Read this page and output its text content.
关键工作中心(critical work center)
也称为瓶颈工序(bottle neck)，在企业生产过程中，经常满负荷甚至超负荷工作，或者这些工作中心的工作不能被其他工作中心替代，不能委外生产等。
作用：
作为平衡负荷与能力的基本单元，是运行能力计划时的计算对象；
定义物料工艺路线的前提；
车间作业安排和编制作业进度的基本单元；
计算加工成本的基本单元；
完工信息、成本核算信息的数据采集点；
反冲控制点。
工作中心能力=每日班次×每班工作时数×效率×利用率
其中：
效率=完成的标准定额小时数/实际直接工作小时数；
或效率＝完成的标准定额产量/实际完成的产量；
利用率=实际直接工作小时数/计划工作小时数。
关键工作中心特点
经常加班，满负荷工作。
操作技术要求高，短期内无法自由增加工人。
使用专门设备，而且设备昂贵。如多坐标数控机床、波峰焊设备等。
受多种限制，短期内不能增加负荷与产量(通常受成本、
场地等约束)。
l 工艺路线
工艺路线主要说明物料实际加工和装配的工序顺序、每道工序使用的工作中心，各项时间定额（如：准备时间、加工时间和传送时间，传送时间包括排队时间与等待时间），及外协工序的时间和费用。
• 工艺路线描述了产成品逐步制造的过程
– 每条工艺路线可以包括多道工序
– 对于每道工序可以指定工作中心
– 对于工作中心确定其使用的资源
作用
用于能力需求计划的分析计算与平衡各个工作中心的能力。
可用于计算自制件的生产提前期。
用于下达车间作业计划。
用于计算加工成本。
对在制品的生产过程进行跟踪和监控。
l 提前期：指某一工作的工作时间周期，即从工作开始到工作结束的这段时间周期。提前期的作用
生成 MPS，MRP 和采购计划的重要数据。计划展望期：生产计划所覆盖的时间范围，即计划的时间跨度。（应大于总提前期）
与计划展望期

• • • • • • •

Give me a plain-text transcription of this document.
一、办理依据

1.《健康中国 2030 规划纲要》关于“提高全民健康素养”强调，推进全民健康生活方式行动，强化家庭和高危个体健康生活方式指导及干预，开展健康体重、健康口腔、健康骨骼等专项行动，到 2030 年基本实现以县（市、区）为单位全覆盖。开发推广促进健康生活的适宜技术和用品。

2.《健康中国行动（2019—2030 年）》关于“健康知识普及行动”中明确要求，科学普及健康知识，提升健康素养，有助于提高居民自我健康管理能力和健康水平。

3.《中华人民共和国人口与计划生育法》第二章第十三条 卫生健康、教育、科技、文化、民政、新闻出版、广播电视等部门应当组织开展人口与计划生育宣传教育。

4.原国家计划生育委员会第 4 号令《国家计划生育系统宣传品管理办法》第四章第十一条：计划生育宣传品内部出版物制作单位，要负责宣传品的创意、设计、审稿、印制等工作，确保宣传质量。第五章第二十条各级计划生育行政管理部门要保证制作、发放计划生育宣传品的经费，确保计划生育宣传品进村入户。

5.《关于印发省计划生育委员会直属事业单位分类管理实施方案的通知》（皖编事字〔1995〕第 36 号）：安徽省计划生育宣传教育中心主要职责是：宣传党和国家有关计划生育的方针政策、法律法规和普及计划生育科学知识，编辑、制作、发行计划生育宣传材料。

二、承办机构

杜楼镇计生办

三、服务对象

• • • • • • •

▶ [TASK TO CARRY OUT]:
Go through the records line by line and count those containing the string "this". Give only the total.

▶ [COMPLETE OUTPUT]:
2